Excerpts from a figure dataset.
(begin)

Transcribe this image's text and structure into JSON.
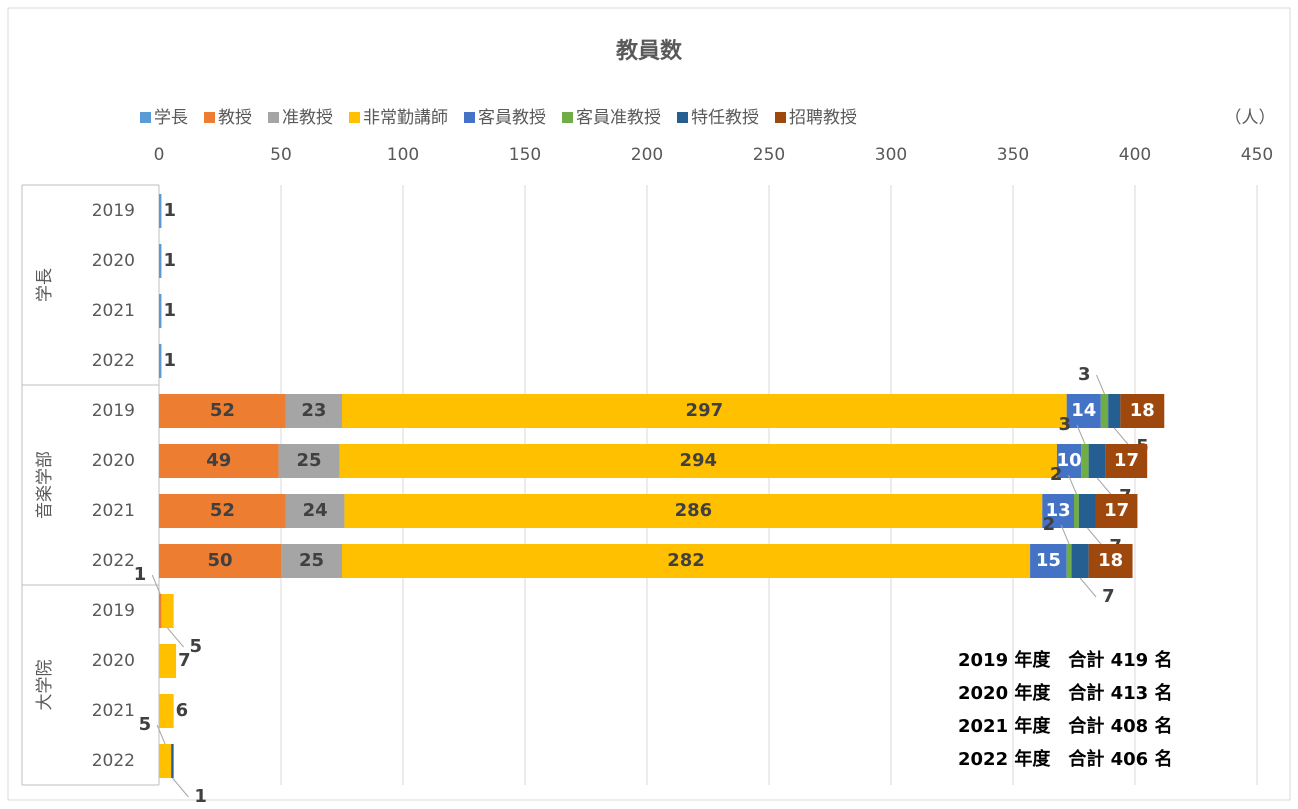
{
  "chart_data": {
    "type": "stacked_bar_horizontal",
    "title": "教員数",
    "unit_label": "（人）",
    "category_groups": [
      "学長",
      "音楽学部",
      "大学院"
    ],
    "categories": [
      "2019",
      "2020",
      "2021",
      "2022",
      "2019",
      "2020",
      "2021",
      "2022",
      "2019",
      "2020",
      "2021",
      "2022"
    ],
    "series": [
      {
        "name": "学長",
        "color": "#5b9bd5",
        "values": [
          1,
          1,
          1,
          1,
          null,
          null,
          null,
          null,
          null,
          null,
          null,
          null
        ]
      },
      {
        "name": "教授",
        "color": "#ed7d31",
        "values": [
          null,
          null,
          null,
          null,
          52,
          49,
          52,
          50,
          1,
          null,
          null,
          null
        ]
      },
      {
        "name": "准教授",
        "color": "#a5a5a5",
        "values": [
          null,
          null,
          null,
          null,
          23,
          25,
          24,
          25,
          null,
          null,
          null,
          null
        ]
      },
      {
        "name": "非常勤講師",
        "color": "#ffc000",
        "values": [
          null,
          null,
          null,
          null,
          297,
          294,
          286,
          282,
          5,
          7,
          6,
          5
        ]
      },
      {
        "name": "客員教授",
        "color": "#4472c4",
        "values": [
          null,
          null,
          null,
          null,
          14,
          10,
          13,
          15,
          null,
          null,
          null,
          null
        ]
      },
      {
        "name": "客員准教授",
        "color": "#70ad47",
        "values": [
          null,
          null,
          null,
          null,
          3,
          3,
          2,
          2,
          null,
          null,
          null,
          null
        ]
      },
      {
        "name": "特任教授",
        "color": "#255e91",
        "values": [
          null,
          null,
          null,
          null,
          5,
          7,
          7,
          7,
          null,
          null,
          null,
          1
        ]
      },
      {
        "name": "招聘教授",
        "color": "#9e480e",
        "values": [
          null,
          null,
          null,
          null,
          18,
          17,
          17,
          18,
          null,
          null,
          null,
          null
        ]
      }
    ],
    "xlim": [
      0,
      450
    ],
    "xticks": [
      0,
      50,
      100,
      150,
      200,
      250,
      300,
      350,
      400,
      450
    ],
    "grid": true,
    "legend": "top",
    "annotations": [
      "2019 年度　合計 419 名",
      "2020 年度　合計 413 名",
      "2021 年度　合計 408 名",
      "2022 年度　合計 406 名"
    ]
  }
}
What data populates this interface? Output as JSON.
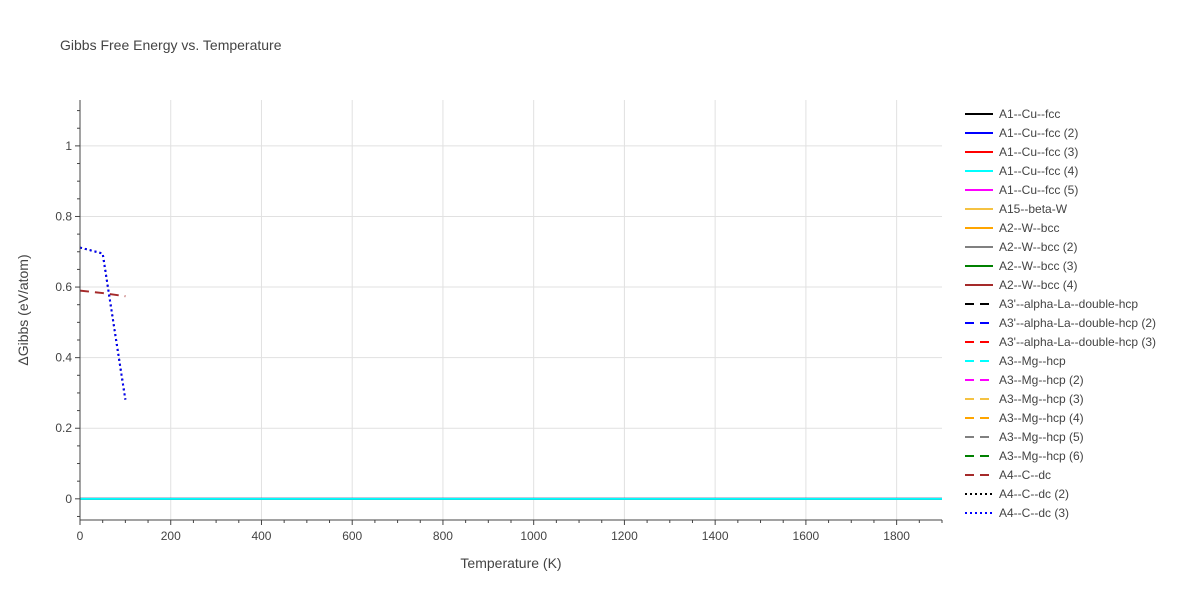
{
  "chart_data": {
    "type": "line",
    "title": "Gibbs Free Energy vs. Temperature",
    "xlabel": "Temperature (K)",
    "ylabel": "ΔGibbs (eV/atom)",
    "xlim": [
      0,
      1900
    ],
    "ylim": [
      -0.06,
      1.13
    ],
    "x_ticks": [
      0,
      200,
      400,
      600,
      800,
      1000,
      1200,
      1400,
      1600,
      1800
    ],
    "y_ticks": [
      0,
      0.2,
      0.4,
      0.6,
      0.8,
      1
    ],
    "x_tick_labels": [
      "0",
      "200",
      "400",
      "600",
      "800",
      "1000",
      "1200",
      "1400",
      "1600",
      "1800"
    ],
    "y_tick_labels": [
      "0",
      "0.2",
      "0.4",
      "0.6",
      "0.8",
      "1"
    ],
    "grid": true,
    "legend_position": "right",
    "series": [
      {
        "name": "A1--Cu--fcc",
        "color": "#000000",
        "dash": "solid",
        "x": [
          0,
          1900
        ],
        "y": [
          0,
          0
        ]
      },
      {
        "name": "A1--Cu--fcc (2)",
        "color": "#0000ff",
        "dash": "solid",
        "x": [
          0,
          1900
        ],
        "y": [
          0,
          0
        ]
      },
      {
        "name": "A1--Cu--fcc (3)",
        "color": "#ff0000",
        "dash": "solid",
        "x": [
          0,
          1900
        ],
        "y": [
          0,
          0
        ]
      },
      {
        "name": "A1--Cu--fcc (4)",
        "color": "#00ffff",
        "dash": "solid",
        "x": [
          0,
          1900
        ],
        "y": [
          0,
          0
        ]
      },
      {
        "name": "A1--Cu--fcc (5)",
        "color": "#ff00ff",
        "dash": "solid",
        "x": [],
        "y": []
      },
      {
        "name": "A15--beta-W",
        "color": "#f5c242",
        "dash": "solid",
        "x": [],
        "y": []
      },
      {
        "name": "A2--W--bcc",
        "color": "#ffa500",
        "dash": "solid",
        "x": [],
        "y": []
      },
      {
        "name": "A2--W--bcc (2)",
        "color": "#808080",
        "dash": "solid",
        "x": [],
        "y": []
      },
      {
        "name": "A2--W--bcc (3)",
        "color": "#008000",
        "dash": "solid",
        "x": [],
        "y": []
      },
      {
        "name": "A2--W--bcc (4)",
        "color": "#a52a2a",
        "dash": "solid",
        "x": [],
        "y": []
      },
      {
        "name": "A3'--alpha-La--double-hcp",
        "color": "#000000",
        "dash": "dash",
        "x": [],
        "y": []
      },
      {
        "name": "A3'--alpha-La--double-hcp (2)",
        "color": "#0000ff",
        "dash": "dash",
        "x": [],
        "y": []
      },
      {
        "name": "A3'--alpha-La--double-hcp (3)",
        "color": "#ff0000",
        "dash": "dash",
        "x": [],
        "y": []
      },
      {
        "name": "A3--Mg--hcp",
        "color": "#00ffff",
        "dash": "dash",
        "x": [],
        "y": []
      },
      {
        "name": "A3--Mg--hcp (2)",
        "color": "#ff00ff",
        "dash": "dash",
        "x": [],
        "y": []
      },
      {
        "name": "A3--Mg--hcp (3)",
        "color": "#f5c242",
        "dash": "dash",
        "x": [],
        "y": []
      },
      {
        "name": "A3--Mg--hcp (4)",
        "color": "#ffa500",
        "dash": "dash",
        "x": [],
        "y": []
      },
      {
        "name": "A3--Mg--hcp (5)",
        "color": "#808080",
        "dash": "dash",
        "x": [],
        "y": []
      },
      {
        "name": "A3--Mg--hcp (6)",
        "color": "#008000",
        "dash": "dash",
        "x": [],
        "y": []
      },
      {
        "name": "A4--C--dc",
        "color": "#a52a2a",
        "dash": "dash",
        "x": [
          0,
          50,
          100
        ],
        "y": [
          0.59,
          0.583,
          0.574
        ]
      },
      {
        "name": "A4--C--dc (2)",
        "color": "#000000",
        "dash": "dot",
        "x": [
          0,
          50,
          100
        ],
        "y": [
          0.712,
          0.695,
          0.281
        ]
      },
      {
        "name": "A4--C--dc (3)",
        "color": "#0000ff",
        "dash": "dot",
        "x": [
          0,
          50,
          100
        ],
        "y": [
          0.712,
          0.695,
          0.281
        ]
      }
    ]
  }
}
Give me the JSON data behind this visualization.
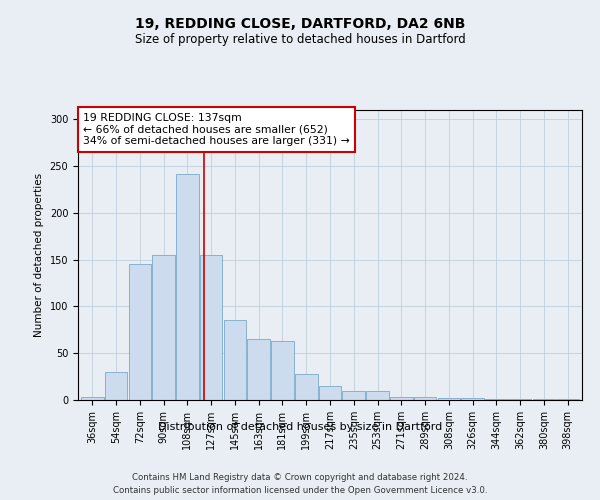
{
  "title1": "19, REDDING CLOSE, DARTFORD, DA2 6NB",
  "title2": "Size of property relative to detached houses in Dartford",
  "xlabel": "Distribution of detached houses by size in Dartford",
  "ylabel": "Number of detached properties",
  "categories": [
    "36sqm",
    "54sqm",
    "72sqm",
    "90sqm",
    "108sqm",
    "127sqm",
    "145sqm",
    "163sqm",
    "181sqm",
    "199sqm",
    "217sqm",
    "235sqm",
    "253sqm",
    "271sqm",
    "289sqm",
    "308sqm",
    "326sqm",
    "344sqm",
    "362sqm",
    "380sqm",
    "398sqm"
  ],
  "values": [
    3,
    30,
    145,
    155,
    242,
    155,
    85,
    65,
    63,
    28,
    15,
    10,
    10,
    3,
    3,
    2,
    2,
    1,
    1,
    1,
    1
  ],
  "bar_color": "#ccdcee",
  "bar_edge_color": "#7aaac8",
  "vline_index": 4.72,
  "annotation_line1": "19 REDDING CLOSE: 137sqm",
  "annotation_line2": "← 66% of detached houses are smaller (652)",
  "annotation_line3": "34% of semi-detached houses are larger (331) →",
  "annotation_box_color": "#ffffff",
  "annotation_box_edge_color": "#cc0000",
  "footer1": "Contains HM Land Registry data © Crown copyright and database right 2024.",
  "footer2": "Contains public sector information licensed under the Open Government Licence v3.0.",
  "ylim": [
    0,
    310
  ],
  "bg_color": "#e8eef4",
  "plot_bg_color": "#e8eef4"
}
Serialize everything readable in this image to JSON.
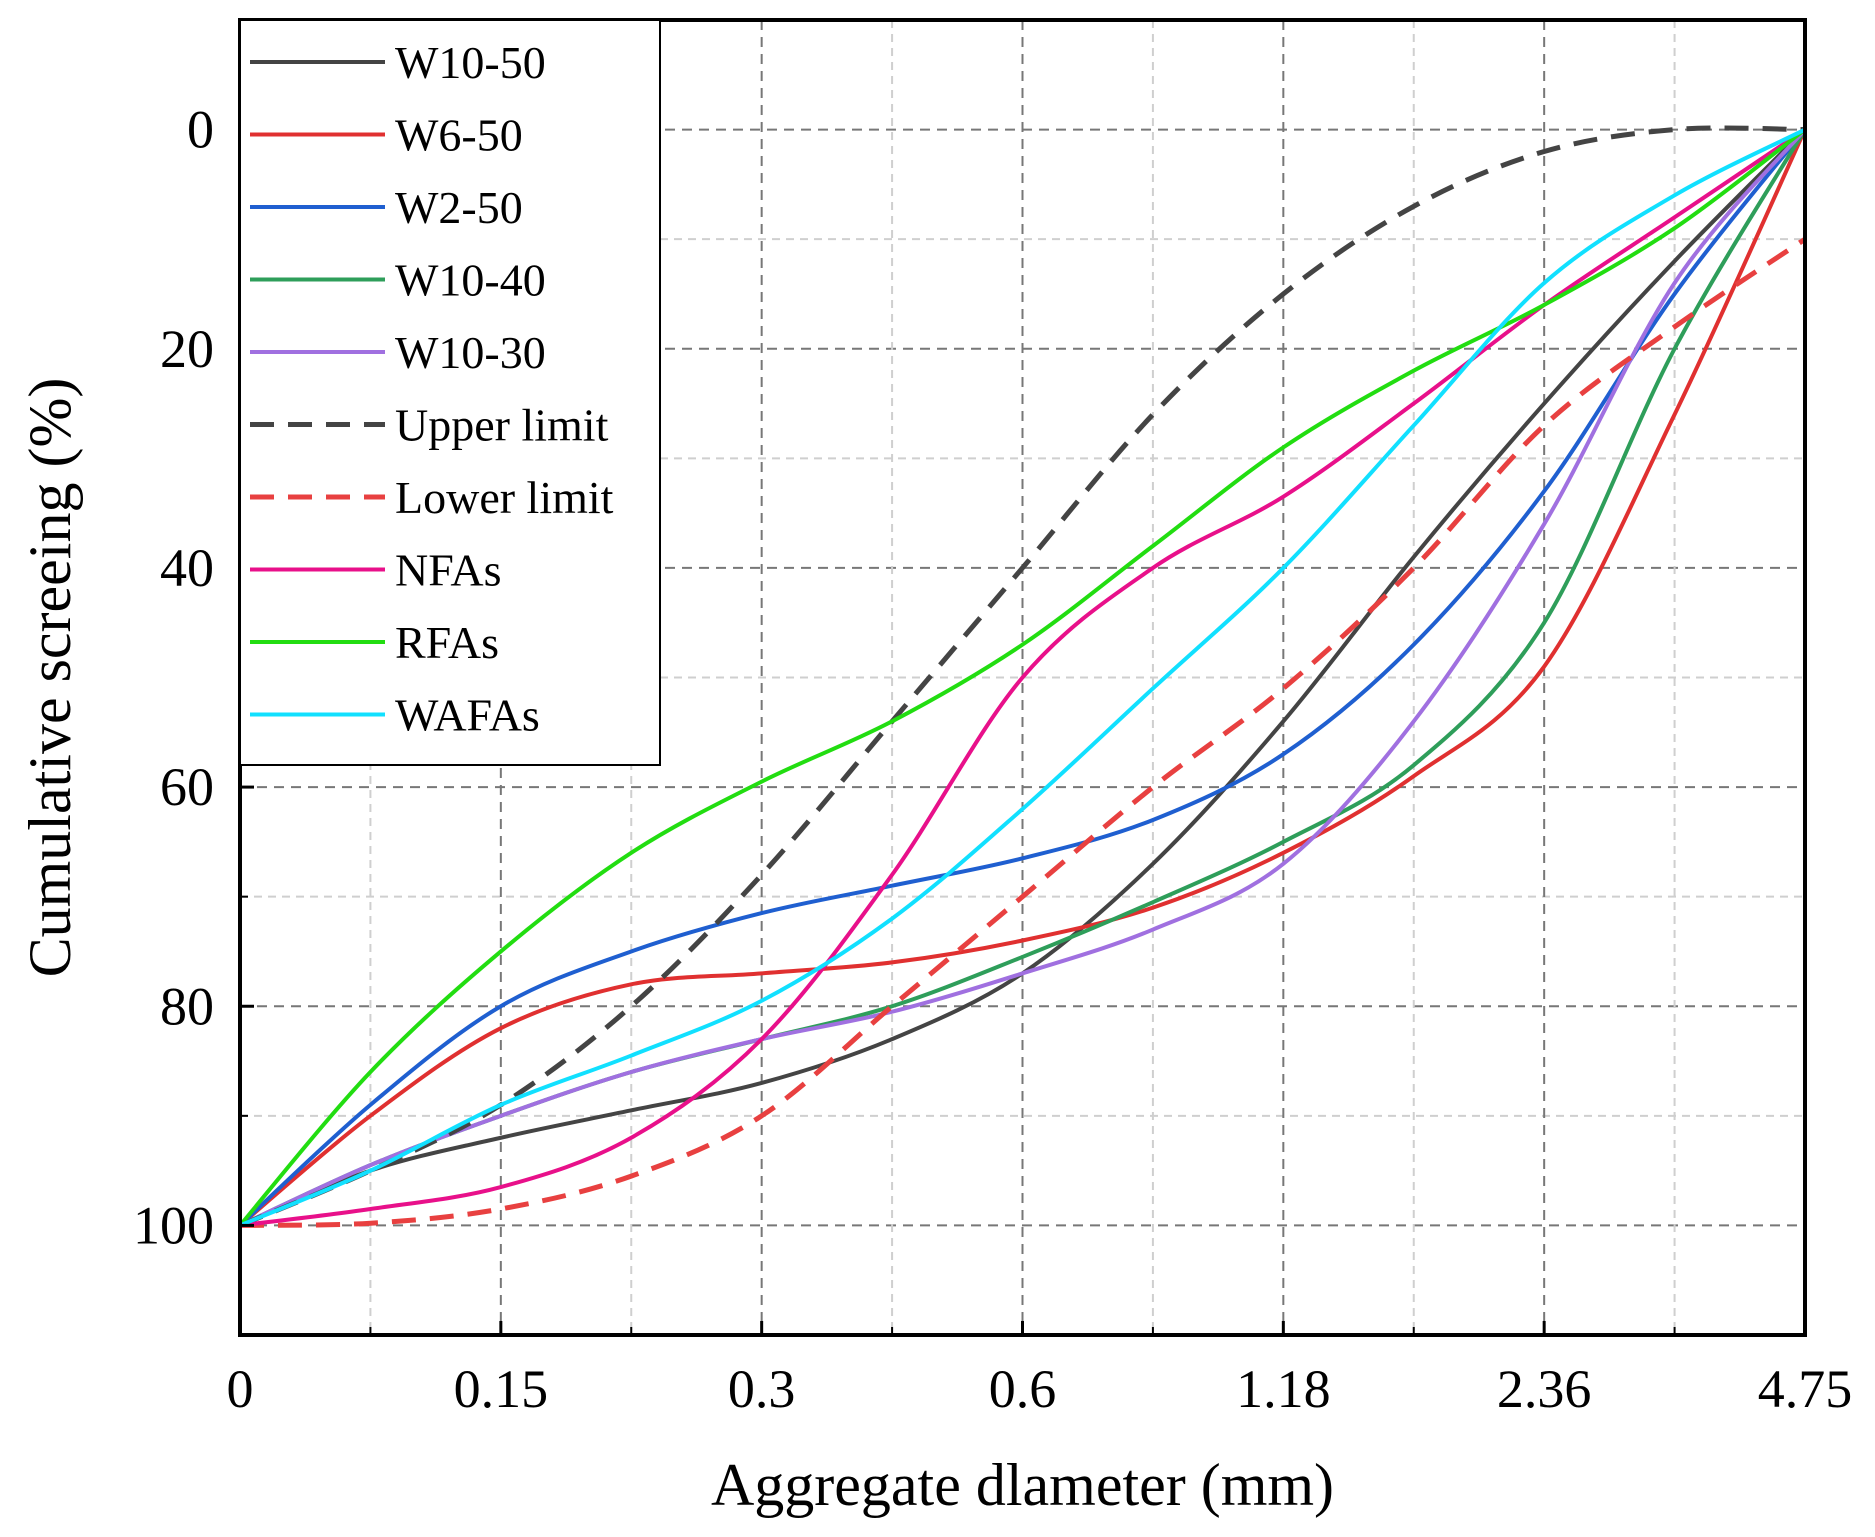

(end)

What you are asked to do. Tell how many lines hold the string "CLOSE", giving the number and nothing else.

Exercise response. 2